─── Text ───

Pedro Pablo was born on 12 May 1875, to José María Caro Martínez (1830–1916), the first Mayor of Pichilemu, and Rita Rodríguez Cornejo (1834–1932), in the village of San Antonio de Petrel, Pichilemu, in current Cardenal Caro Province, Region of O'Higgins. He was the seventh child of the Caro Rodríguez marriage; among his siblings were José María (1866–1958), the first Chilean cardinal of the Roman Catholic Church, and Francisco Adriano, the eighth Mayor of Pichilemu.

Caro Rodríguez completed his secondary studies at Colegio Santo Tomás de Aquino. (Note: Armando de Ramón's book Biografías de chilenos states that he completed his secondary studies at Colegio Santo Tomás de Aquino; however, the one school that bears that name in Chile was founded in 1949. The book also incorrectly states that Caro Rodríguez graduated from the Pontifical Catholic University of Chile's career of law.) He obtained a bachelor's degree in philosophy and humanities from the University of Chile. In 1900, he obtained a bachelor's degree in Law and Political Sciences from the same university, and in the following year, he became a graduate in the same faculty. His thesis was titled "Deficiencias de nuestras actuales leyes sobre bosques y utilidad de su reforma". He was sworn in as a lawyer on 28 August 1901.

Later in 1901, Caro Rodríguez became secretary and treasurer of the municipality of Buin, in current Santiago Metropolitan Region. He married Clementina Leiva Espinoza in that city, on 7 June 1902. They had no children. Caro Rodríguez later married Elena Salinas Monzón, with whom he had six children.

Pedro Pablo Caro worked as an independent lawyer in Rancagua, current capital of the Region of O'Higgins, where he also served as dean lawyer, and as property tax promoter for the department of Rancagua between 12 June 1913 and the office's suppression in 1927. As a lawyer, he served as acting judge in several communes and departments: Castro Department (16 February – 1 April 1904), Cachapoal (Peumo) (1905), Lontué (1906), San Carlos (1907), Los Andes (1908), Nacimiento (1912), Curicó (Second Court) (1913), Cachapoal (1915), Rancagua (January 1918), and Caupolicán (Rengo) (1920). In 1952, he celebrated the "golden anniversary" of his professional career in that city.

Caro Rodríguez became a member of the Conservative Youth of Chile in 1913, and attended that year's convention as a delegate for Rengo. He became later a regular member of the Conservative Party of Chile. In his later years, in 1956, he became a member of the Christian Democrat Party of Chile.

Pedro Pablo Caro Rodríguez died in Rancagua on 3 July 1959, at age 84.

─── Record set ───

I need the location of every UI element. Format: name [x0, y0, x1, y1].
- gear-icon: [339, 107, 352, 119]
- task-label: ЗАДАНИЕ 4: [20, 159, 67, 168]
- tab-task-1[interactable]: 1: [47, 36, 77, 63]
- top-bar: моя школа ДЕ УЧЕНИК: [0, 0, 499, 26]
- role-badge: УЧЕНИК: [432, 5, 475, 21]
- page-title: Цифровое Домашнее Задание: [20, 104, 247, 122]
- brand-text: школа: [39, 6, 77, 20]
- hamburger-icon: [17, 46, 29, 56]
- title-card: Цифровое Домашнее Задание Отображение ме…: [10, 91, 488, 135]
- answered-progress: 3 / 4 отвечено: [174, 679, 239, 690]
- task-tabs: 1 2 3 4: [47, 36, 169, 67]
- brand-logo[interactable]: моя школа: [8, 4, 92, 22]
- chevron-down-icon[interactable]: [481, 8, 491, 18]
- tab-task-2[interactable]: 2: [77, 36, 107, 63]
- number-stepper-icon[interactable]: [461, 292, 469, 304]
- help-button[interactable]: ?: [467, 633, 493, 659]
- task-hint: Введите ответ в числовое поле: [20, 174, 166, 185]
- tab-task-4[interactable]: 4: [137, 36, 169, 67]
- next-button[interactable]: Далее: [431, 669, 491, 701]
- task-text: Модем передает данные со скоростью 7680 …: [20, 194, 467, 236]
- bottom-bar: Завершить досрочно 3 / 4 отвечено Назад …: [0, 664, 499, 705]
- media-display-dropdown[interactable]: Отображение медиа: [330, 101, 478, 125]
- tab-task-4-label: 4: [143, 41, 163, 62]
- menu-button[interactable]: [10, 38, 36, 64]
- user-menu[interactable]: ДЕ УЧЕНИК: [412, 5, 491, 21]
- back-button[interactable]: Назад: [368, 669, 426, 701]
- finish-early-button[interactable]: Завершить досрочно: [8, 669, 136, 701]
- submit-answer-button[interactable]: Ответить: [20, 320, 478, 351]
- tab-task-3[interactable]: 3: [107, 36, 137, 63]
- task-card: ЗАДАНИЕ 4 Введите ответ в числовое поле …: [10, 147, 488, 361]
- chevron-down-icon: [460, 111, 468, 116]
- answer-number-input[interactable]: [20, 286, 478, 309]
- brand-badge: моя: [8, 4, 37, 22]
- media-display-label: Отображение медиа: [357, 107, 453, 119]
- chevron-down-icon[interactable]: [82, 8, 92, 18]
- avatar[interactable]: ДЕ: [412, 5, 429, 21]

───

Set of tasks:
a - According to the text on Pedro Pablo Caro Rodríguez, what was the title of his thesis?
b - In the text on Pedro Pablo Caro Rodríguez, rewrite the passage starting at "Pedro Pablo was" and ending at "Mayor of Pichilemu.", with "village" changed to "town".

Answers below:
a - "Deficiencias de nuestras actuales leyes sobre bosques y utilidad de su reforma"

b -
Pedro Pablo was born on 12 May 1875, to José María Caro Martínez (1830–1916), the first Mayor of Pichilemu, and Rita Rodríguez Cornejo (1834–1932), in the town of San Antonio de Petrel, Pichilemu, in current Cardenal Caro Province, Region of O'Higgins. He was the seventh child of the Caro Rodríguez marriage; among his siblings were José María (1866–1958), the first Chilean cardinal of the Roman Catholic Church, and Francisco Adriano, the eighth Mayor of Pichilemu.